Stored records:

▶

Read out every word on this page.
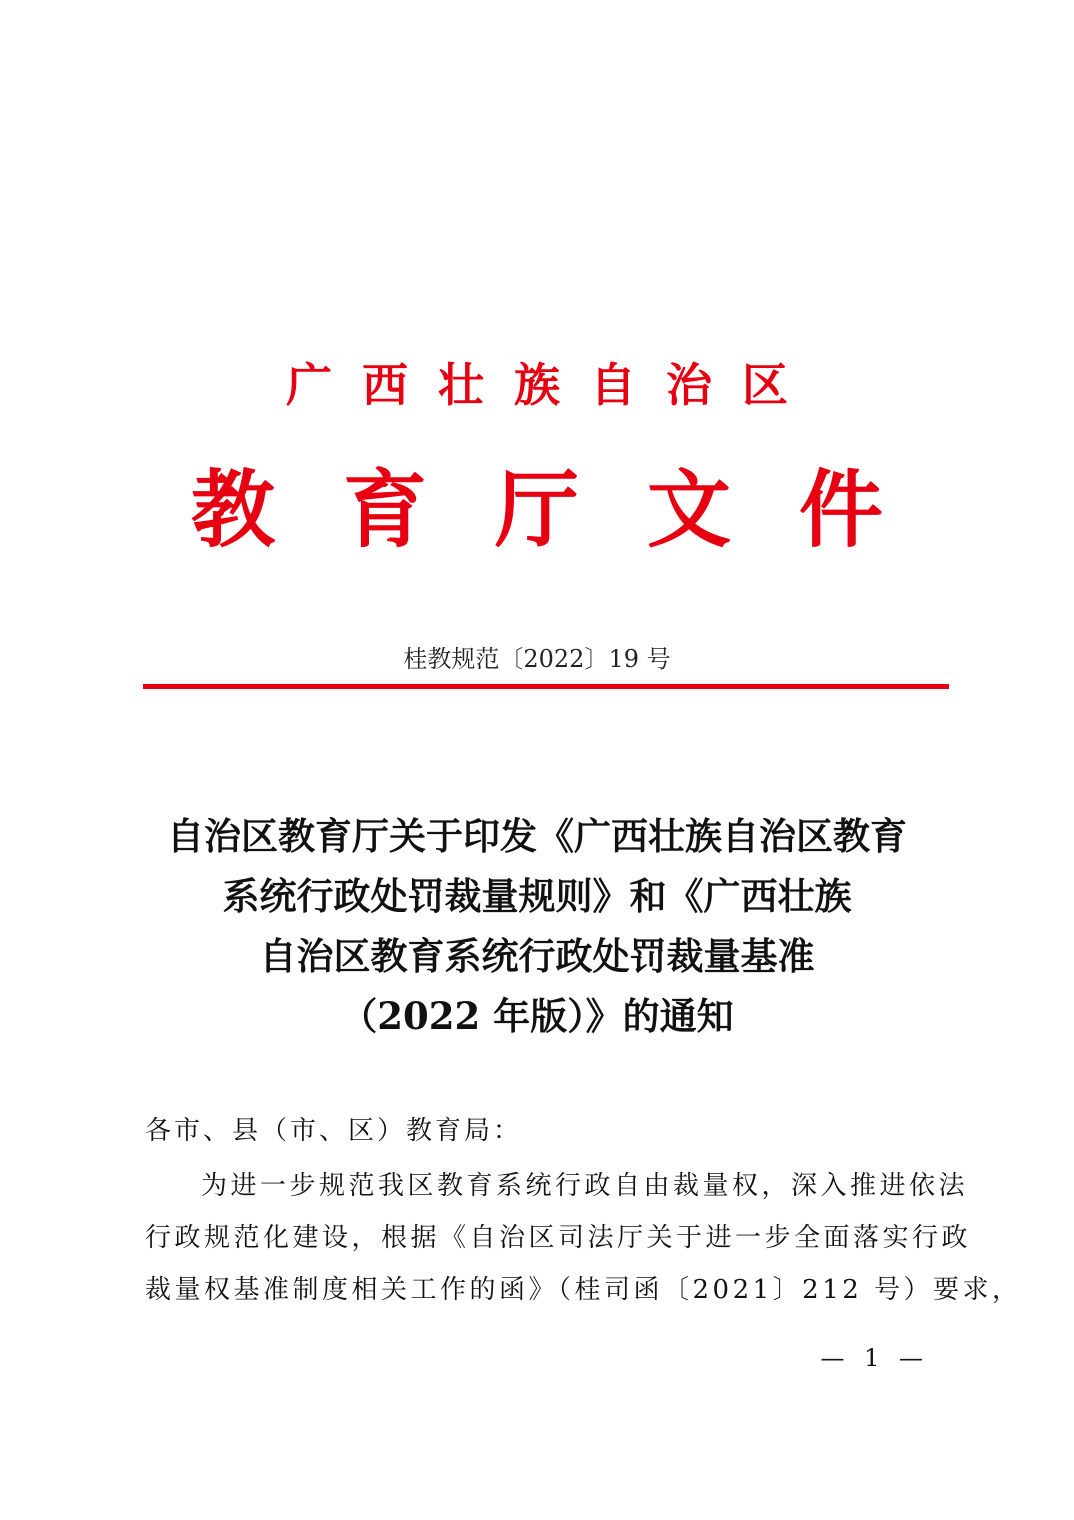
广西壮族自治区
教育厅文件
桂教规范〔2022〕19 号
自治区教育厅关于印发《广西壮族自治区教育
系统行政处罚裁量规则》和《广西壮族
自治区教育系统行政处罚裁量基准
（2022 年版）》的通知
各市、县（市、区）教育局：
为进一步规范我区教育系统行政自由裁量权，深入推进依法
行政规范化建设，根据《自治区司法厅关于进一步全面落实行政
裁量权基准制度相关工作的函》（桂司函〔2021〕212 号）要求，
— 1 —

◀

Set problem » Each record above must be returned exactly as written, with its pictures omitted.

Solved exercise »
Read out every word on this page.
广西壮族自治区
教育厅文件
桂教规范〔2022〕19 号
自治区教育厅关于印发《广西壮族自治区教育
系统行政处罚裁量规则》和《广西壮族
自治区教育系统行政处罚裁量基准
（2022 年版）》的通知
各市、县（市、区）教育局：
为进一步规范我区教育系统行政自由裁量权，深入推进依法
行政规范化建设，根据《自治区司法厅关于进一步全面落实行政
裁量权基准制度相关工作的函》（桂司函〔2021〕212 号）要求，
— 1 —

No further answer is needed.